Supplied entries>
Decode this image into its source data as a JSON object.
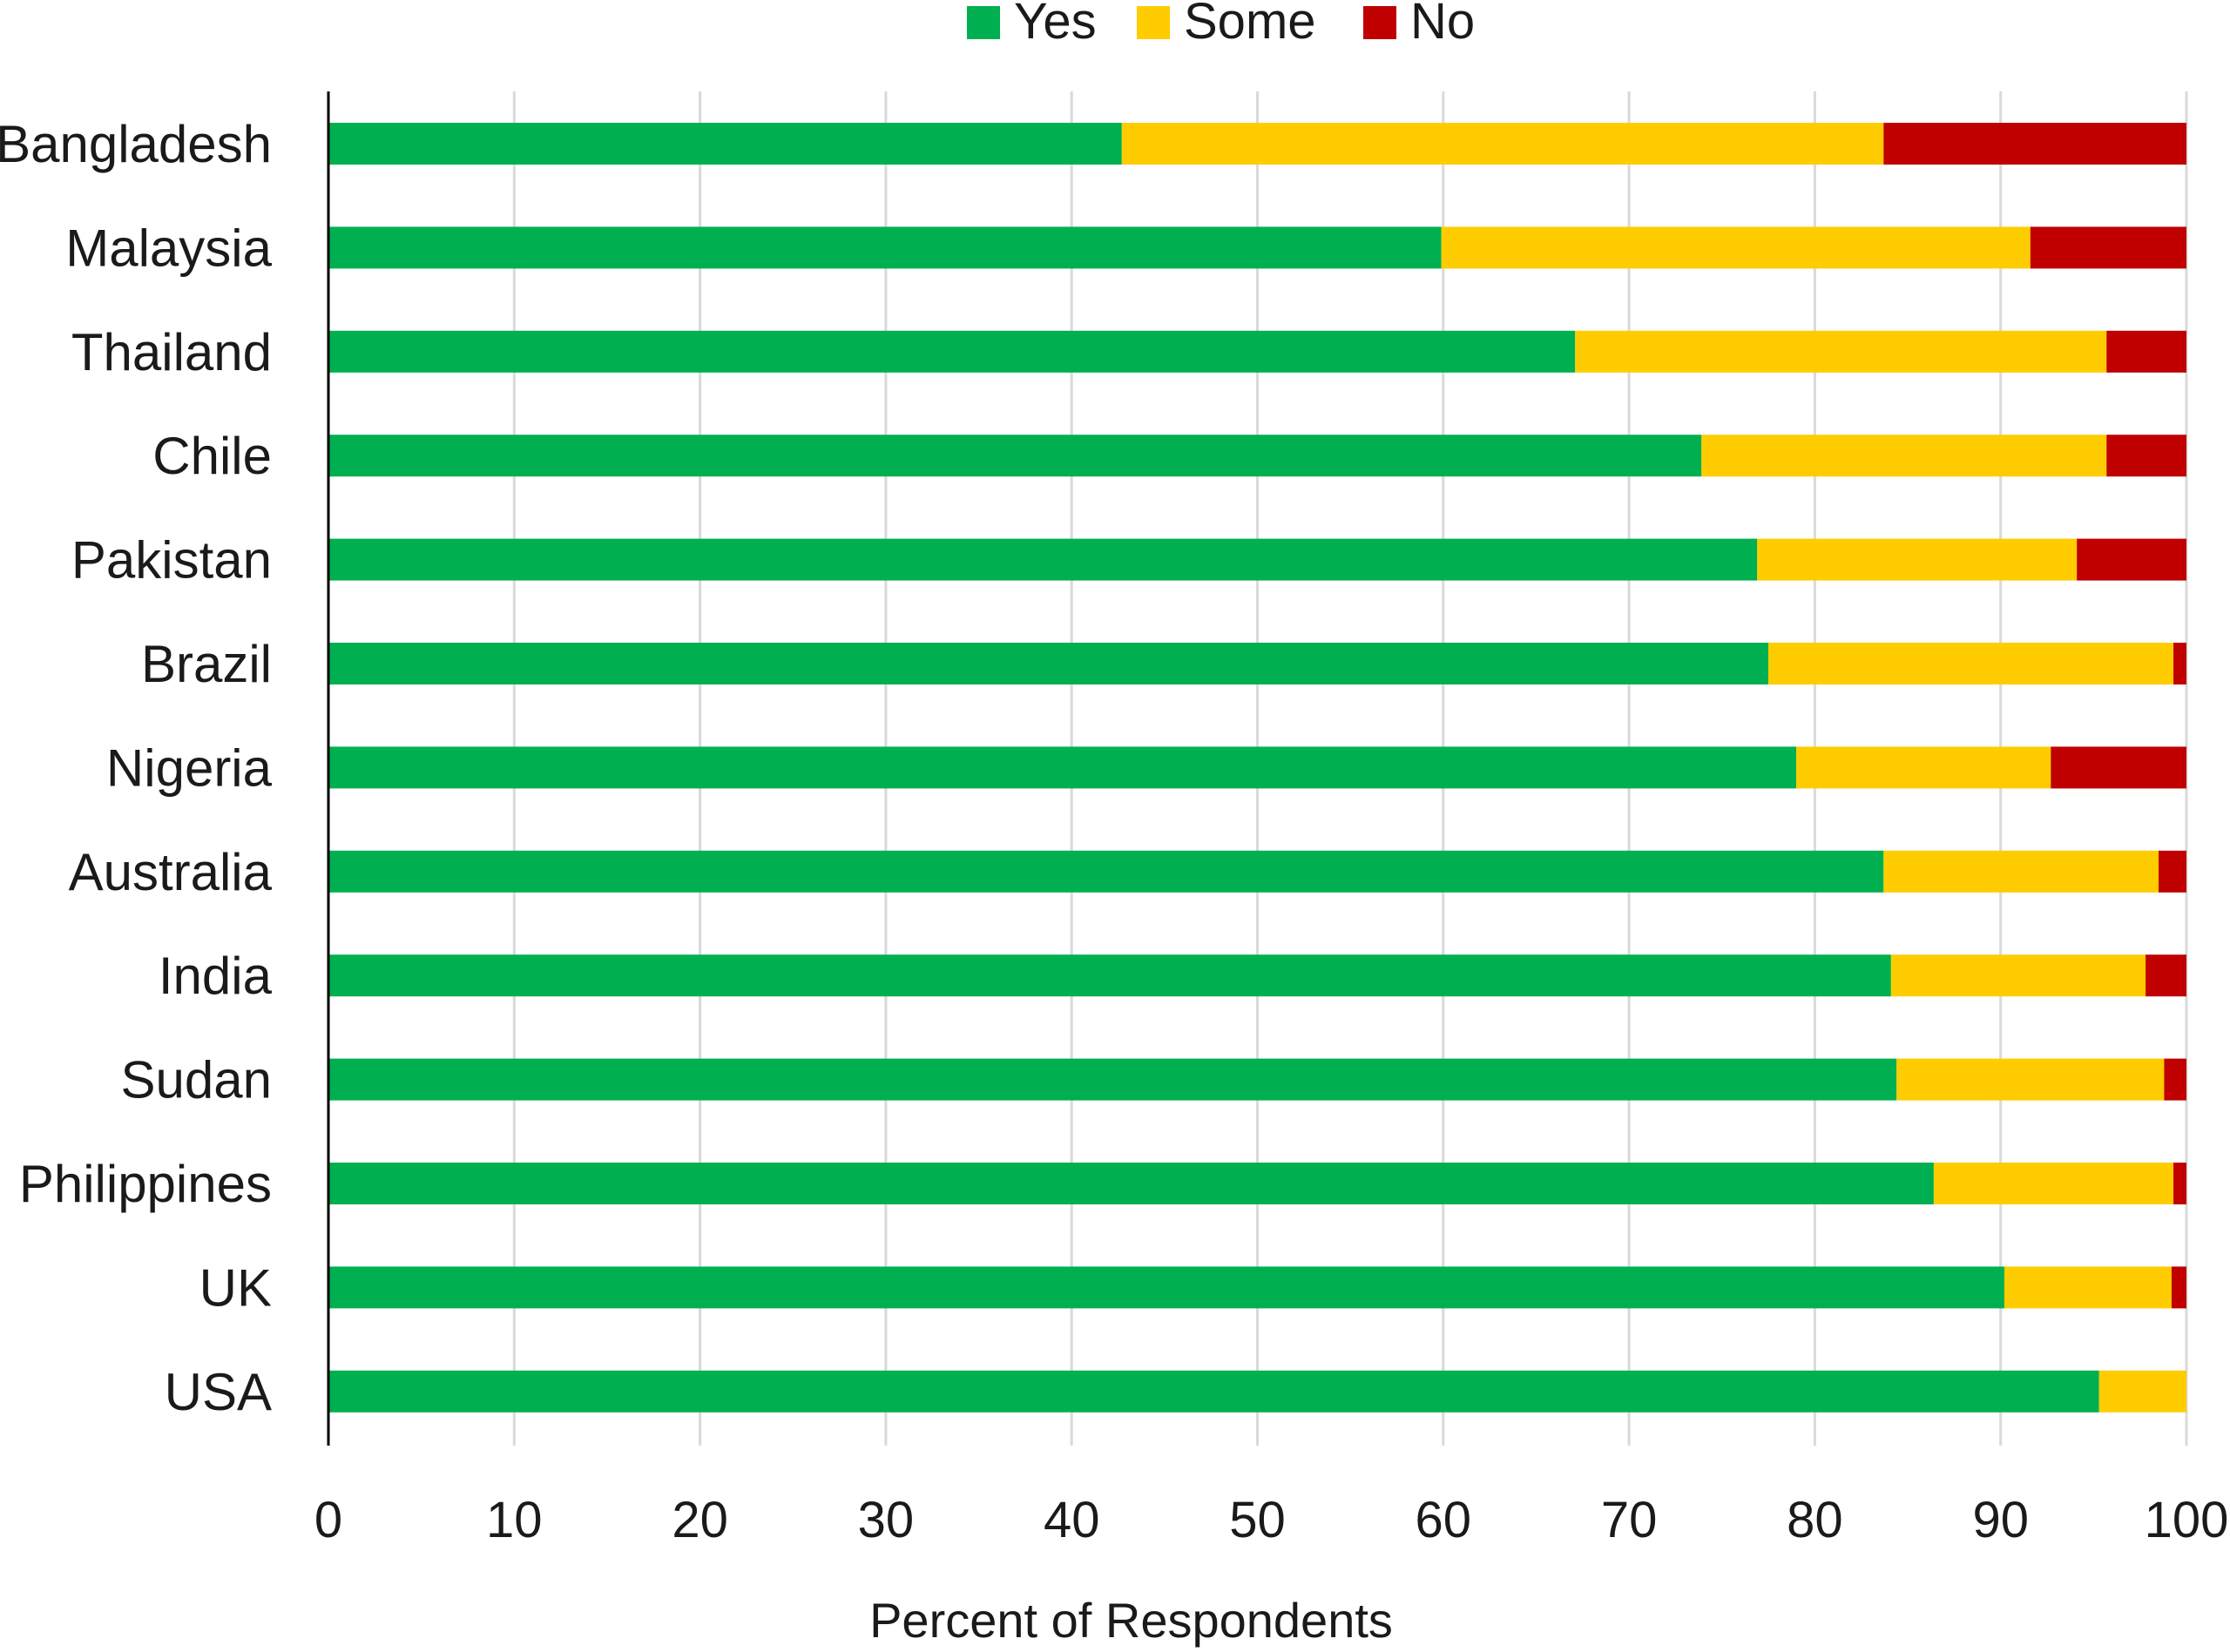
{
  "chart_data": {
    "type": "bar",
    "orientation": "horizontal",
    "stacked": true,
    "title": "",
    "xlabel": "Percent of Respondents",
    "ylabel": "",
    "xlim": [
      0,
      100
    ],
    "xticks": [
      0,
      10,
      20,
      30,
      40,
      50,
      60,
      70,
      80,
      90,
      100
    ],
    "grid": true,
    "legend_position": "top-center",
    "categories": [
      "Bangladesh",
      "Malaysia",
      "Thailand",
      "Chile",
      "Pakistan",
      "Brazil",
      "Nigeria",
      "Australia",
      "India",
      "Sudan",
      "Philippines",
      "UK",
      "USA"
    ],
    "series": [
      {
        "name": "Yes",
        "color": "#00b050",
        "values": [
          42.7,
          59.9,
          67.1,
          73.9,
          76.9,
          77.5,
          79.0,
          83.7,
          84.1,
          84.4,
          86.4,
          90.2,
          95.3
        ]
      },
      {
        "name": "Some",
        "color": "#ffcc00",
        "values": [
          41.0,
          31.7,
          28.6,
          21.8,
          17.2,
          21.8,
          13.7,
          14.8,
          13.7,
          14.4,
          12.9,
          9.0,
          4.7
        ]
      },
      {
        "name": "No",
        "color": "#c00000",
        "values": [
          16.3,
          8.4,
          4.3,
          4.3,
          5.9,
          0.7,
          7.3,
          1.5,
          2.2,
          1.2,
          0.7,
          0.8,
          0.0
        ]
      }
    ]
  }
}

The exercise>
Print all of the entries word for word. Omit the pictures they contain.

Correct output>
Decode this image into its source data as a JSON object.
{
  "chart_data": {
    "type": "bar",
    "orientation": "horizontal",
    "stacked": true,
    "title": "",
    "xlabel": "Percent of Respondents",
    "ylabel": "",
    "xlim": [
      0,
      100
    ],
    "xticks": [
      0,
      10,
      20,
      30,
      40,
      50,
      60,
      70,
      80,
      90,
      100
    ],
    "grid": true,
    "legend_position": "top-center",
    "categories": [
      "Bangladesh",
      "Malaysia",
      "Thailand",
      "Chile",
      "Pakistan",
      "Brazil",
      "Nigeria",
      "Australia",
      "India",
      "Sudan",
      "Philippines",
      "UK",
      "USA"
    ],
    "series": [
      {
        "name": "Yes",
        "color": "#00b050",
        "values": [
          42.7,
          59.9,
          67.1,
          73.9,
          76.9,
          77.5,
          79.0,
          83.7,
          84.1,
          84.4,
          86.4,
          90.2,
          95.3
        ]
      },
      {
        "name": "Some",
        "color": "#ffcc00",
        "values": [
          41.0,
          31.7,
          28.6,
          21.8,
          17.2,
          21.8,
          13.7,
          14.8,
          13.7,
          14.4,
          12.9,
          9.0,
          4.7
        ]
      },
      {
        "name": "No",
        "color": "#c00000",
        "values": [
          16.3,
          8.4,
          4.3,
          4.3,
          5.9,
          0.7,
          7.3,
          1.5,
          2.2,
          1.2,
          0.7,
          0.8,
          0.0
        ]
      }
    ]
  }
}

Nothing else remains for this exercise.